Keep only the lines of the data below that contain "течение", and copy them.

Some records:
⁂

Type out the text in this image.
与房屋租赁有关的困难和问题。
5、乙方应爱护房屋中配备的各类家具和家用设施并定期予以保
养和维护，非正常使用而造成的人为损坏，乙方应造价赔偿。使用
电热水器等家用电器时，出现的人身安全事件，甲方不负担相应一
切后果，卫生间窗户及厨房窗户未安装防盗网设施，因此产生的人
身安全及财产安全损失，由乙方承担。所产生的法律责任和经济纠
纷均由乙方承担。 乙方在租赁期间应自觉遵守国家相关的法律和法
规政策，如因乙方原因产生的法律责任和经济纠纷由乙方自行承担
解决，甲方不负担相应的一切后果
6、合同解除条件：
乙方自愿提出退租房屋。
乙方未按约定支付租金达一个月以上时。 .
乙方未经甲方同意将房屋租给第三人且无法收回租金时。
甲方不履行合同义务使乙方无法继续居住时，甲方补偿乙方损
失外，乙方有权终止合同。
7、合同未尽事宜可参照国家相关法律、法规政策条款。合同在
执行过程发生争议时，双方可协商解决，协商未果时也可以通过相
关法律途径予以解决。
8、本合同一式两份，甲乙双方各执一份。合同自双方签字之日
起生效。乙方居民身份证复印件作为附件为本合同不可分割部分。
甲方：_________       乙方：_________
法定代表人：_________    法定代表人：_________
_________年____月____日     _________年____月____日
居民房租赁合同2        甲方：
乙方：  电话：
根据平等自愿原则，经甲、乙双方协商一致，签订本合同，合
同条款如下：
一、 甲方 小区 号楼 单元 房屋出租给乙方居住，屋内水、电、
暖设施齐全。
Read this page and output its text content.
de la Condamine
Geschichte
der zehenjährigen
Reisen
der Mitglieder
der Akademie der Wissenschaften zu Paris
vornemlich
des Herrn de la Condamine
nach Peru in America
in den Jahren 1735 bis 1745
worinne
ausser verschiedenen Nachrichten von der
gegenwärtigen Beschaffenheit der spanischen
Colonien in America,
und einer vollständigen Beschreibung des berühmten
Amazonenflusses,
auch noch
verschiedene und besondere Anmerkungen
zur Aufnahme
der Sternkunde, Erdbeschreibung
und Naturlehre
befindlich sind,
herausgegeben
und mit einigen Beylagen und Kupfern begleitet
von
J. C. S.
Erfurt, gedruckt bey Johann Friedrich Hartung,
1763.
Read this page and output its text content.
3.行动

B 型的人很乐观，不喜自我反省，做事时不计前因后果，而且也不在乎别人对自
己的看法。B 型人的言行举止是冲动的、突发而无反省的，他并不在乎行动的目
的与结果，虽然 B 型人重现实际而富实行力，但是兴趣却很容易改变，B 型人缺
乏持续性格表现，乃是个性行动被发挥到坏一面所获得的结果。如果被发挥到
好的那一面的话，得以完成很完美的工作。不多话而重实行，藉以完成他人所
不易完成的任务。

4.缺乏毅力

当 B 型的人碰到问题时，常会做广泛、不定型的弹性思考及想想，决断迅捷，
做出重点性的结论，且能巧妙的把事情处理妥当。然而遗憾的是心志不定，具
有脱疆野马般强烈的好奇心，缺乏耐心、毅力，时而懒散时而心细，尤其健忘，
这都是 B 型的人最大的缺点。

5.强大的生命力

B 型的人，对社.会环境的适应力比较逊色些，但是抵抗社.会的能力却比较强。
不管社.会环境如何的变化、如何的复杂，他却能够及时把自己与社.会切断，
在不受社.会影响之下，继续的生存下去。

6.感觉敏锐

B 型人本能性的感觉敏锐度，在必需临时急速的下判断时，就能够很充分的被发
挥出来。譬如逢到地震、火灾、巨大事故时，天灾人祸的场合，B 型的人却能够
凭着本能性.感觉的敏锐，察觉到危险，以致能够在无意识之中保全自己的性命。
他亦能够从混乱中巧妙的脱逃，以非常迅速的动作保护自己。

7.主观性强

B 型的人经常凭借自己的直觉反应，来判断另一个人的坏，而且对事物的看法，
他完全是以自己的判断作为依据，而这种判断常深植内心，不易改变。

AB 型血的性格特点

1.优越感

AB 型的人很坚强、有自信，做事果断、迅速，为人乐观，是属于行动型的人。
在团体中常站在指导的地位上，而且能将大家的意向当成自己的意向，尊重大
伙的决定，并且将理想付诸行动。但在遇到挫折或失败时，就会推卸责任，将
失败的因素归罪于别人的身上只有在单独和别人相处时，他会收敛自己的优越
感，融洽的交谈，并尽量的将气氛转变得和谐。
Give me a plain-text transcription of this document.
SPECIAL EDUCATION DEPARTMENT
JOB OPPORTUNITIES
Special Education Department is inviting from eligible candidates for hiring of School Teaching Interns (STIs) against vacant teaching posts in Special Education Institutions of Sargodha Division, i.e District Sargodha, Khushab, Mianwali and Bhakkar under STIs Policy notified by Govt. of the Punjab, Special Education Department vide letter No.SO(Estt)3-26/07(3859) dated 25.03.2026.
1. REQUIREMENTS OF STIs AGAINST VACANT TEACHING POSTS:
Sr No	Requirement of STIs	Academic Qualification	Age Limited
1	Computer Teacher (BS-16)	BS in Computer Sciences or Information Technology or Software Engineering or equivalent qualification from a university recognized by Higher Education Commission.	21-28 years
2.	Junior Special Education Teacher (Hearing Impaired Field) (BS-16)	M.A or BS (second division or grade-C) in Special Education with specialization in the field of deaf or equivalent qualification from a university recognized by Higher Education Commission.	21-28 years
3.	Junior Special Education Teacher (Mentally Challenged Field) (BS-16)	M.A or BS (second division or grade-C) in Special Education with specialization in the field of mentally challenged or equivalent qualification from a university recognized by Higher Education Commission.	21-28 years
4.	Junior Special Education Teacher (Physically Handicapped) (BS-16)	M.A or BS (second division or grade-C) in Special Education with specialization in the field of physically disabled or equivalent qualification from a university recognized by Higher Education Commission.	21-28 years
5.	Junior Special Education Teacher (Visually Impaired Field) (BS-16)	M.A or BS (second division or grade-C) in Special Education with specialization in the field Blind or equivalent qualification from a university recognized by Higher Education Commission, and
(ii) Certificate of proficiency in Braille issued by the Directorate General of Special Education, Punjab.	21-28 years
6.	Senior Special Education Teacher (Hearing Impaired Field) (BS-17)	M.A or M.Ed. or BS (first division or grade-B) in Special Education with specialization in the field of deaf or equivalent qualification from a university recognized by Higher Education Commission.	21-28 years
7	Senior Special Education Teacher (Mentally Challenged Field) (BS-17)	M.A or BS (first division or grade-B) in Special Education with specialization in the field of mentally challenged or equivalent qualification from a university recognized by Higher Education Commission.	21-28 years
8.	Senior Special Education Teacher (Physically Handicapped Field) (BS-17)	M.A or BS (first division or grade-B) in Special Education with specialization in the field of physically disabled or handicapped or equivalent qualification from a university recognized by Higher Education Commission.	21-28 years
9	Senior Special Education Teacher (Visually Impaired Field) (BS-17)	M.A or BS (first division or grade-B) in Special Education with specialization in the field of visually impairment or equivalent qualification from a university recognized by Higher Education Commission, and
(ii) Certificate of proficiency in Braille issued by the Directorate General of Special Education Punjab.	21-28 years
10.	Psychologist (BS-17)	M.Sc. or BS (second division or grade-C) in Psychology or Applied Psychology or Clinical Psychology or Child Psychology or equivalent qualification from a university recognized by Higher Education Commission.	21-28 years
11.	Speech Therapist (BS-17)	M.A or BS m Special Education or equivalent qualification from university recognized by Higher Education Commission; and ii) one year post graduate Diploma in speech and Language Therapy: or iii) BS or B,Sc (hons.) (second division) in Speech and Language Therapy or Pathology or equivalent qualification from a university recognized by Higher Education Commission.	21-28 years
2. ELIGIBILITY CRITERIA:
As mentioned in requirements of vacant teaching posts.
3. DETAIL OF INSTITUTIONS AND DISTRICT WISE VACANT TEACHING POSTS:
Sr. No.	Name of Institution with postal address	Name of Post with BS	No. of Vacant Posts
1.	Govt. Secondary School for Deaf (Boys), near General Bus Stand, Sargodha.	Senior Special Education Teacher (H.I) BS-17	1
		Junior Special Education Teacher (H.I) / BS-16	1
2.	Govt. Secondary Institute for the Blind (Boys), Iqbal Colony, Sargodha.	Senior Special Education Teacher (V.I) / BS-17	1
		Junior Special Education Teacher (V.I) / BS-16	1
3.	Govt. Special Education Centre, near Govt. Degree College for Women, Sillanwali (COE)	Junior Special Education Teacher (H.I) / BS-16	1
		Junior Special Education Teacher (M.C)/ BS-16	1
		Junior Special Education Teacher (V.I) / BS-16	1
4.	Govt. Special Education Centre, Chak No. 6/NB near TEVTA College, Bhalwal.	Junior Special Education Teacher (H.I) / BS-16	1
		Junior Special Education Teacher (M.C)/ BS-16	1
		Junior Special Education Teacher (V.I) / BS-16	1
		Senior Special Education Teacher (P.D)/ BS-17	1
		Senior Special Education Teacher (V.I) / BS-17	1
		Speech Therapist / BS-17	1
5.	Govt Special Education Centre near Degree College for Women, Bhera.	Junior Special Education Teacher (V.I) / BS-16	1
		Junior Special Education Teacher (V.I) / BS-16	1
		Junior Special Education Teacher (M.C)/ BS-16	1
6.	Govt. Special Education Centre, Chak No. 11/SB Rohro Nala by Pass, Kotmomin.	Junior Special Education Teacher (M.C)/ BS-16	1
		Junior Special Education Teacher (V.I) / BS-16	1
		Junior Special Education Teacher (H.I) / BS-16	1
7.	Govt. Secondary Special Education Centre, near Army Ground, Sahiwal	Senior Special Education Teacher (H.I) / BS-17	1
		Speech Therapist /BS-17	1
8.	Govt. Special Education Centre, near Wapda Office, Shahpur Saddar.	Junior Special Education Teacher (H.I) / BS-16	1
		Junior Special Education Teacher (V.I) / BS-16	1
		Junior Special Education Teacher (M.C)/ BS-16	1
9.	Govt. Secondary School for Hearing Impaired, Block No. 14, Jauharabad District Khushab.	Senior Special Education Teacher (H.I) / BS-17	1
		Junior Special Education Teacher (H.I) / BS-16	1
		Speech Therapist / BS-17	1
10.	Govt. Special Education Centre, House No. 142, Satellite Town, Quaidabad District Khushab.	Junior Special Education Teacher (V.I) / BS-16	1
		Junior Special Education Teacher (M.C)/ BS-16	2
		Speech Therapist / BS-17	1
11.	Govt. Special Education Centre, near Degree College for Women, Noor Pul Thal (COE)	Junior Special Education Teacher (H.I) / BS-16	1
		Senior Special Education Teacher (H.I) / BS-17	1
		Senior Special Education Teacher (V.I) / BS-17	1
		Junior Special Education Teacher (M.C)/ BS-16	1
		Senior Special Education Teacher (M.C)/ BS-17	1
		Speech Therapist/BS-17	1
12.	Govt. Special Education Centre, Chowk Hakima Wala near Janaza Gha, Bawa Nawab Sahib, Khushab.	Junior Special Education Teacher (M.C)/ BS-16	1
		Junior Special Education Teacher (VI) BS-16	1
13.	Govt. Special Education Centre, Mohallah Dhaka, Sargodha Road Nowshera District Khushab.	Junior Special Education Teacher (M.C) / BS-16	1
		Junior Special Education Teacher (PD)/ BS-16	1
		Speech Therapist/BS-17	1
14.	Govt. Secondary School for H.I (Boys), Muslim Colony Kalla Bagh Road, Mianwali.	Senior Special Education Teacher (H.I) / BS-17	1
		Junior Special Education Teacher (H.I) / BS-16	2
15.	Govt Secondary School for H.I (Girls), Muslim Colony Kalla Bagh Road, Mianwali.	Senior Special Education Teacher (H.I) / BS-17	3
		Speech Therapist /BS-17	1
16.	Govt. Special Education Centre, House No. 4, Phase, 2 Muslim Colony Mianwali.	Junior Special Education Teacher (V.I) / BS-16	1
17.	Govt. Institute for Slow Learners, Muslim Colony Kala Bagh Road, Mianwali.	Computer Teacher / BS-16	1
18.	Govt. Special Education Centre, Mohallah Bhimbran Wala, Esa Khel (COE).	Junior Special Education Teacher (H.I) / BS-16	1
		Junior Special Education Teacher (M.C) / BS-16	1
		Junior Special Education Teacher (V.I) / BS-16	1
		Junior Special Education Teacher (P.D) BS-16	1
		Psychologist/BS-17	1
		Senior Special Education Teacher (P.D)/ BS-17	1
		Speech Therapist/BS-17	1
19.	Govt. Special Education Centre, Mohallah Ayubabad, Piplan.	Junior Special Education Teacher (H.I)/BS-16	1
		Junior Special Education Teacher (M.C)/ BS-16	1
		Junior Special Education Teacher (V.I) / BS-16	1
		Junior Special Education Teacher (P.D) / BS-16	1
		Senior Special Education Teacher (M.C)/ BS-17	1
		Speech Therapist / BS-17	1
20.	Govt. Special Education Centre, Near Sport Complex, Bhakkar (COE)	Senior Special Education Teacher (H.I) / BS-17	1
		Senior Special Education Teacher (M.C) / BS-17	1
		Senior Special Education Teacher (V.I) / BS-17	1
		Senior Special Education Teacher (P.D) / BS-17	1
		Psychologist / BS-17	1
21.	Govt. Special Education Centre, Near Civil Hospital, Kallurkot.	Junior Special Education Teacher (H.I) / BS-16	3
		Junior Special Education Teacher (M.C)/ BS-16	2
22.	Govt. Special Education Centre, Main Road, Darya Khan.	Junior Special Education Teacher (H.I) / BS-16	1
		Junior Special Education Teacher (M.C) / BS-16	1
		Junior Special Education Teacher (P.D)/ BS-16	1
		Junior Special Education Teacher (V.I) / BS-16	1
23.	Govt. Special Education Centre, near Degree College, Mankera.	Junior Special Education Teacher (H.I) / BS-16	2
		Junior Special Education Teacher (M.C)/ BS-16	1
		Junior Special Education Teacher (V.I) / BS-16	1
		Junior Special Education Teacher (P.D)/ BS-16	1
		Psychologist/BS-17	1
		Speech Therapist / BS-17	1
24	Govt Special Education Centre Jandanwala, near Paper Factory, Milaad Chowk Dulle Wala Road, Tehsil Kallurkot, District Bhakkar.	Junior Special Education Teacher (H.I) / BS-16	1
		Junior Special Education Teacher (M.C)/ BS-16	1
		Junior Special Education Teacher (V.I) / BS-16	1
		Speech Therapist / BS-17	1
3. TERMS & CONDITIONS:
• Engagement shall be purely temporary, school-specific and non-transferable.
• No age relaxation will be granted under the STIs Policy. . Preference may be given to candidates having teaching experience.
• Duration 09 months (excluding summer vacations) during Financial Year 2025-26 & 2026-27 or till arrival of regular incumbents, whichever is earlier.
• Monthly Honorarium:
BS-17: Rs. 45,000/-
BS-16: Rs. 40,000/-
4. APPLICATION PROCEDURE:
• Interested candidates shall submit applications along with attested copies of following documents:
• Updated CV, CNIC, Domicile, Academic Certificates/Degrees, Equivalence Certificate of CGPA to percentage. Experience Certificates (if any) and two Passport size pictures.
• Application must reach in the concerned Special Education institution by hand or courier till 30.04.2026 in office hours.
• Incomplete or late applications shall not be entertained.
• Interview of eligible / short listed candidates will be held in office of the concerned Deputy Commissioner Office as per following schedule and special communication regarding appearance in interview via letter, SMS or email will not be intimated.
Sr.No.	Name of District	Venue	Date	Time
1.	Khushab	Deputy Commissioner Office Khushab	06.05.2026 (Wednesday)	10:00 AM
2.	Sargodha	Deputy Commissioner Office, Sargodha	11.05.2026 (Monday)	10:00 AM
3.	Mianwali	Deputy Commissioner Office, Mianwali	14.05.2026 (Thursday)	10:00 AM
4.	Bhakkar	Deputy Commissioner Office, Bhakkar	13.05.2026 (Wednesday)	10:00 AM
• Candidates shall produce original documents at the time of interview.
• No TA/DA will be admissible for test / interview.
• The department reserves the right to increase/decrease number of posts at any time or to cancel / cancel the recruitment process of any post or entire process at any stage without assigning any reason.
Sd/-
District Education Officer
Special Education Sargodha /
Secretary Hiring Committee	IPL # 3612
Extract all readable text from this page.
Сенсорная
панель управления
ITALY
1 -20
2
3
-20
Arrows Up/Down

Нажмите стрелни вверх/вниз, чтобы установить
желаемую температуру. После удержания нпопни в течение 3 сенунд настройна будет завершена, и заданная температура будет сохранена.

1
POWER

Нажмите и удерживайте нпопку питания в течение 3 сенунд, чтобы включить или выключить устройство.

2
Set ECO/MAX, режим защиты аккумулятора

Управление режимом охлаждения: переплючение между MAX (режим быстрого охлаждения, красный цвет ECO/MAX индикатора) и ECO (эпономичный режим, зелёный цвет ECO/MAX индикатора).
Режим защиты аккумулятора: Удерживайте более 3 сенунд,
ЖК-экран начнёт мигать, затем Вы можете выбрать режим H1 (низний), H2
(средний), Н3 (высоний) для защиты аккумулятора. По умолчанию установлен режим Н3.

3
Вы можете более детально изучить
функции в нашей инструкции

⁂

◆ **Reply**
желаемую температуру. После удержания нпопни в течение 3 сенунд настройна будет завершена, и заданная температура будет сохранена.
Нажмите и удерживайте нпопку питания в течение 3 сенунд, чтобы включить или выключить устройство.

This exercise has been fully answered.